Short task →
Without including any pictures, write out all the entries exactly.

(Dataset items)
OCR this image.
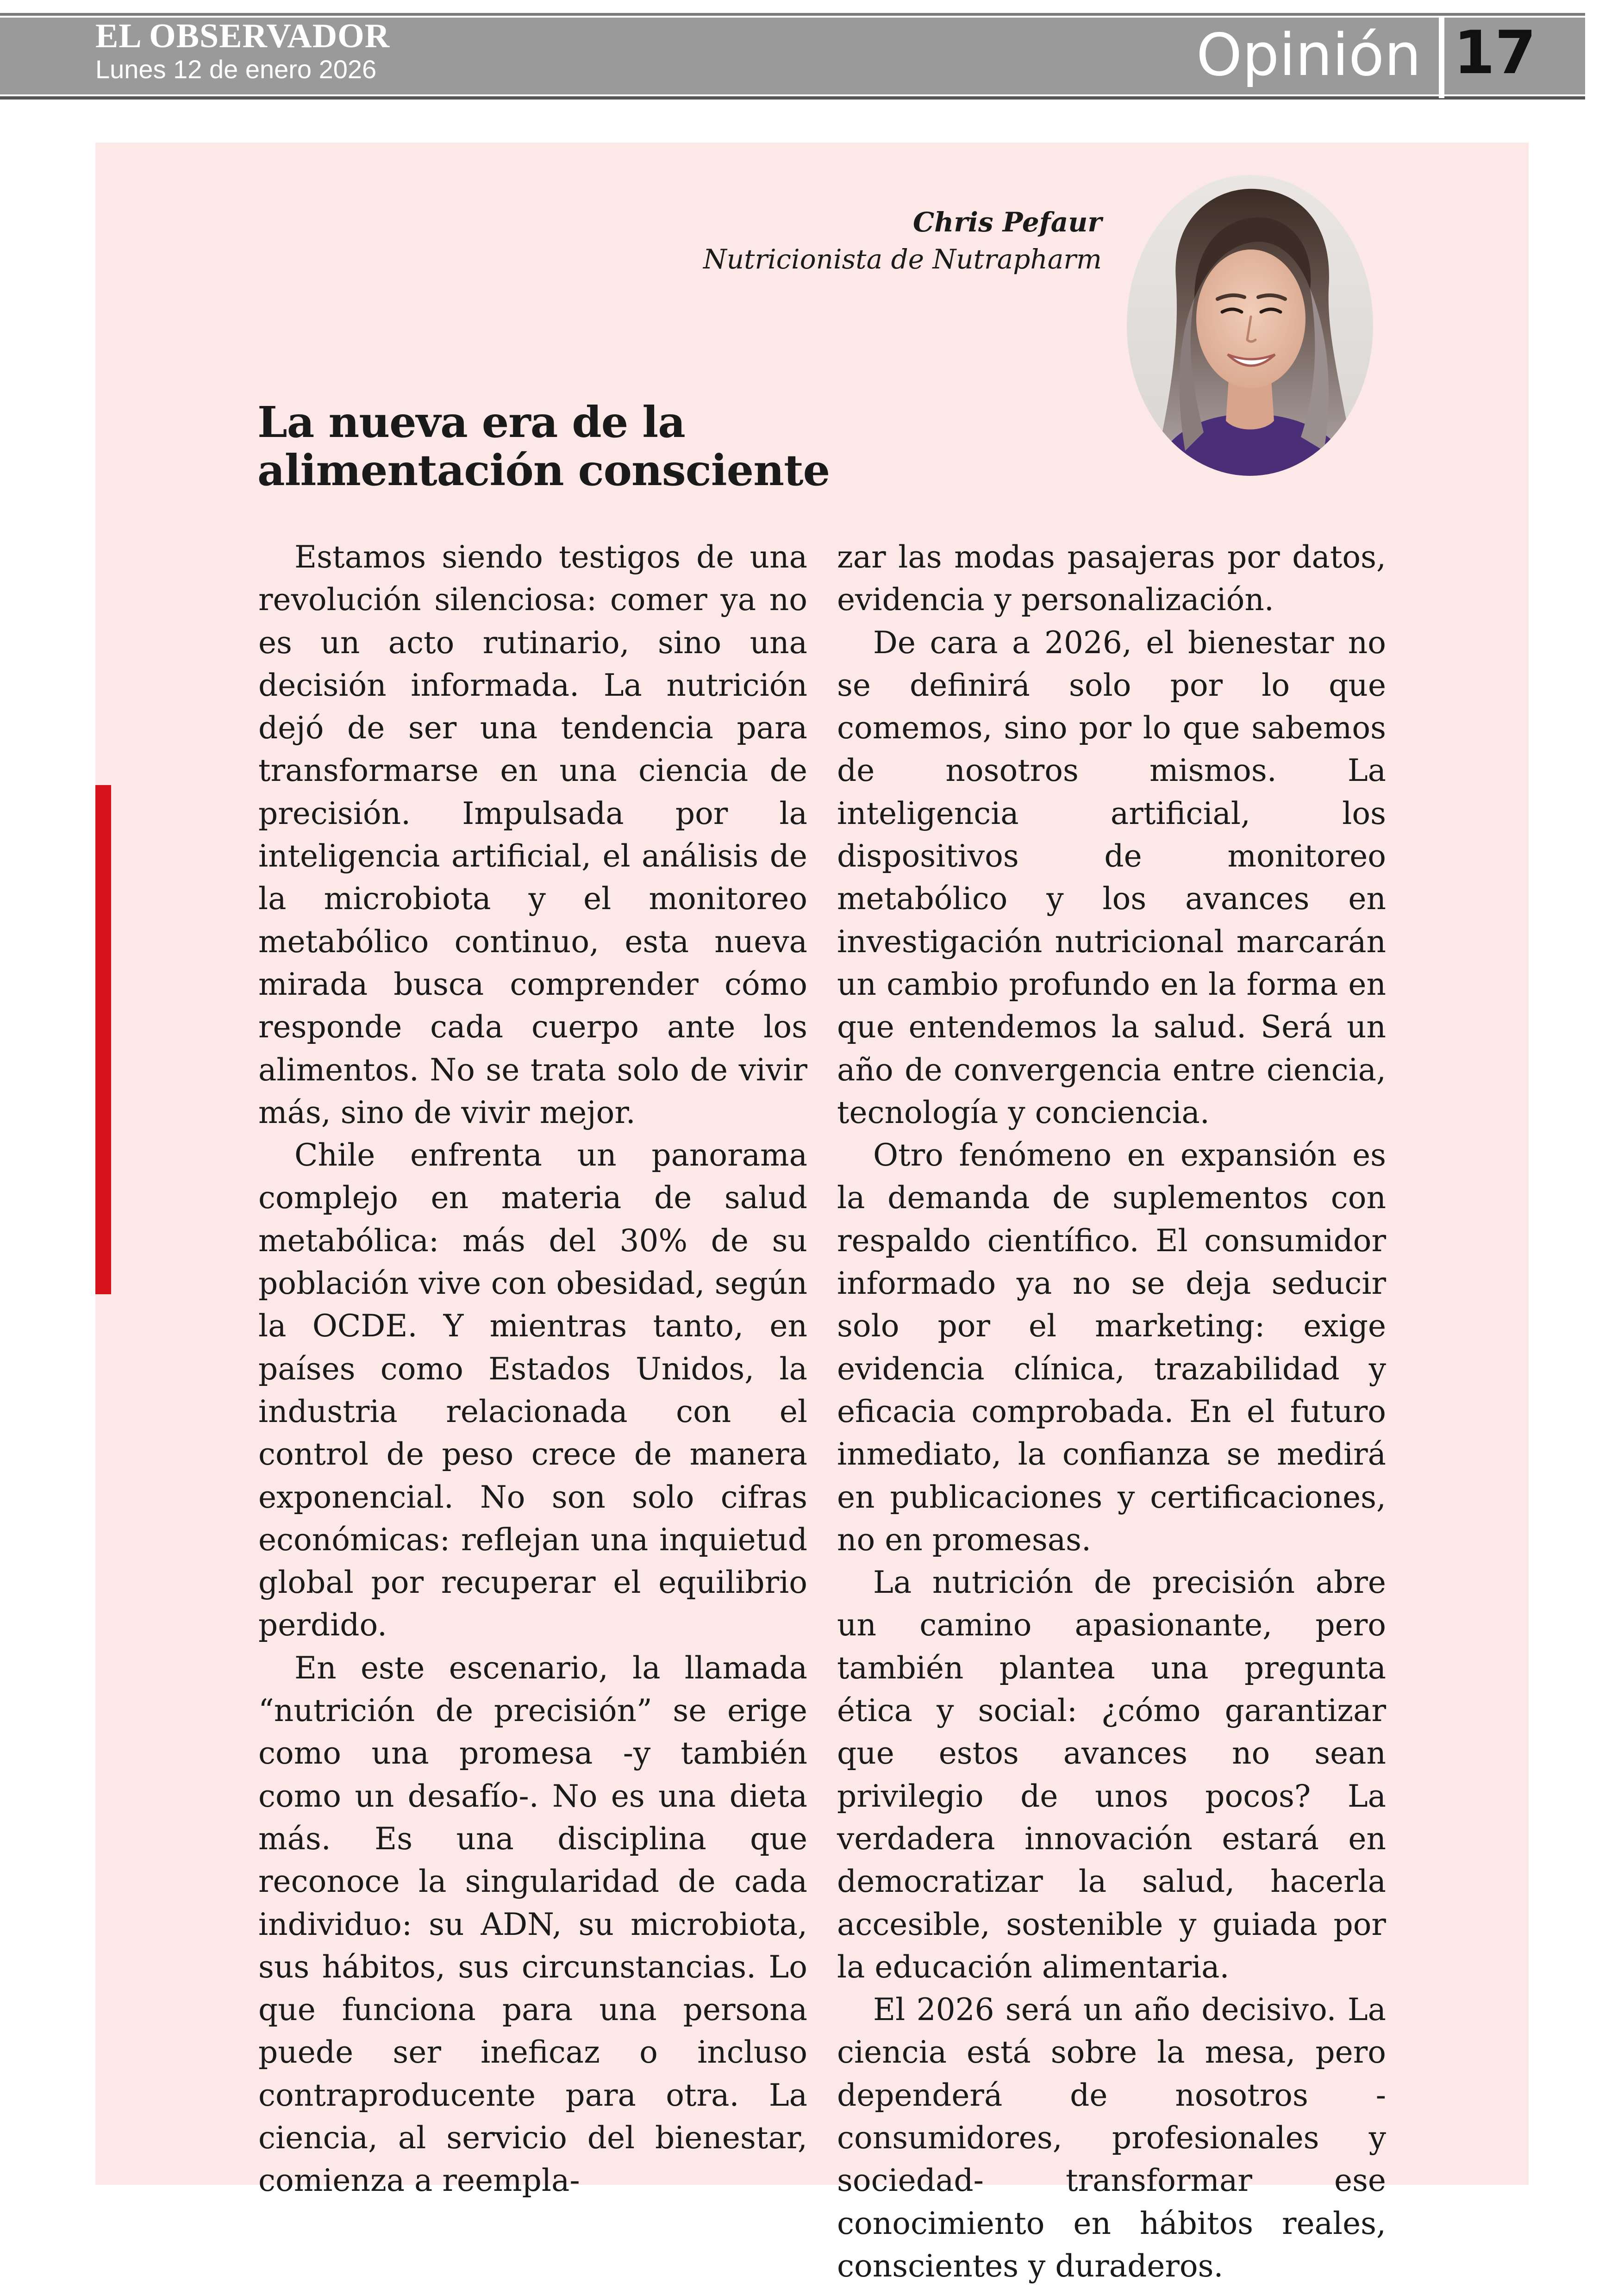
EL OBSERVADOR
Lunes 12 de enero 2026	Opinión 17
Chris Pefaur
Nutricionista de Nutrapharm
La nueva era de la
alimentación consciente

Estamos siendo testigos de una revolución silenciosa: comer ya no es un acto rutinario, sino una decisión informada. La nutrición dejó de ser una tendencia para transformarse en una ciencia de precisión. Impulsada por la inteligencia artificial, el análisis de la microbiota y el monitoreo metabólico continuo, esta nueva mirada busca comprender cómo responde cada cuerpo ante los alimentos. No se trata solo de vivir más, sino de vivir mejor.

Chile enfrenta un panorama complejo en materia de salud metabólica: más del 30% de su población vive con obesidad, según la OCDE. Y mientras tanto, en países como Estados Unidos, la industria relacionada con el control de peso crece de manera exponencial. No son solo cifras económicas: reflejan una inquietud global por recuperar el equilibrio perdido.

En este escenario, la llamada “nutrición de precisión” se erige como una promesa -y también como un desafío-. No es una dieta más. Es una disciplina que reconoce la singularidad de cada individuo: su ADN, su microbiota, sus hábitos, sus circunstancias. Lo que funciona para una persona puede ser ineficaz o incluso contraproducente para otra. La ciencia, al servicio del bienestar, comienza a reempla-

zar las modas pasajeras por datos, evidencia y personalización.

De cara a 2026, el bienestar no se definirá solo por lo que comemos, sino por lo que sabemos de nosotros mismos. La inteligencia artificial, los dispositivos de monitoreo metabólico y los avances en investigación nutricional marcarán un cambio profundo en la forma en que entendemos la salud. Será un año de convergencia entre ciencia, tecnología y conciencia.

Otro fenómeno en expansión es la demanda de suplementos con respaldo científico. El consumidor informado ya no se deja seducir solo por el marketing: exige evidencia clínica, trazabilidad y eficacia comprobada. En el futuro inmediato, la confianza se medirá en publicaciones y certificaciones, no en promesas.

La nutrición de precisión abre un camino apasionante, pero también plantea una pregunta ética y social: ¿cómo garantizar que estos avances no sean privilegio de unos pocos? La verdadera innovación estará en democratizar la salud, hacerla accesible, sostenible y guiada por la educación alimentaria.

El 2026 será un año decisivo. La ciencia está sobre la mesa, pero dependerá de nosotros -consumidores, profesionales y sociedad- transformar ese conocimiento en hábitos reales, conscientes y duraderos.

The solution →
OCR this image.
EL OBSERVADOR
Lunes 12 de enero 2026	Opinión 17
Chris Pefaur
Nutricionista de Nutrapharm
La nueva era de la
alimentación consciente

Estamos siendo testigos de una revolución silenciosa: comer ya no es un acto rutinario, sino una decisión informada. La nutrición dejó de ser una tendencia para transformarse en una ciencia de precisión. Impulsada por la inteligencia artificial, el análisis de la microbiota y el monitoreo metabólico continuo, esta nueva mirada busca comprender cómo responde cada cuerpo ante los alimentos. No se trata solo de vivir más, sino de vivir mejor.

Chile enfrenta un panorama complejo en materia de salud metabólica: más del 30% de su población vive con obesidad, según la OCDE. Y mientras tanto, en países como Estados Unidos, la industria relacionada con el control de peso crece de manera exponencial. No son solo cifras económicas: reflejan una inquietud global por recuperar el equilibrio perdido.

En este escenario, la llamada “nutrición de precisión” se erige como una promesa -y también como un desafío-. No es una dieta más. Es una disciplina que reconoce la singularidad de cada individuo: su ADN, su microbiota, sus hábitos, sus circunstancias. Lo que funciona para una persona puede ser ineficaz o incluso contraproducente para otra. La ciencia, al servicio del bienestar, comienza a reempla-

zar las modas pasajeras por datos, evidencia y personalización.

De cara a 2026, el bienestar no se definirá solo por lo que comemos, sino por lo que sabemos de nosotros mismos. La inteligencia artificial, los dispositivos de monitoreo metabólico y los avances en investigación nutricional marcarán un cambio profundo en la forma en que entendemos la salud. Será un año de convergencia entre ciencia, tecnología y conciencia.

Otro fenómeno en expansión es la demanda de suplementos con respaldo científico. El consumidor informado ya no se deja seducir solo por el marketing: exige evidencia clínica, trazabilidad y eficacia comprobada. En el futuro inmediato, la confianza se medirá en publicaciones y certificaciones, no en promesas.

La nutrición de precisión abre un camino apasionante, pero también plantea una pregunta ética y social: ¿cómo garantizar que estos avances no sean privilegio de unos pocos? La verdadera innovación estará en democratizar la salud, hacerla accesible, sostenible y guiada por la educación alimentaria.

El 2026 será un año decisivo. La ciencia está sobre la mesa, pero dependerá de nosotros -consumidores, profesionales y sociedad- transformar ese conocimiento en hábitos reales, conscientes y duraderos.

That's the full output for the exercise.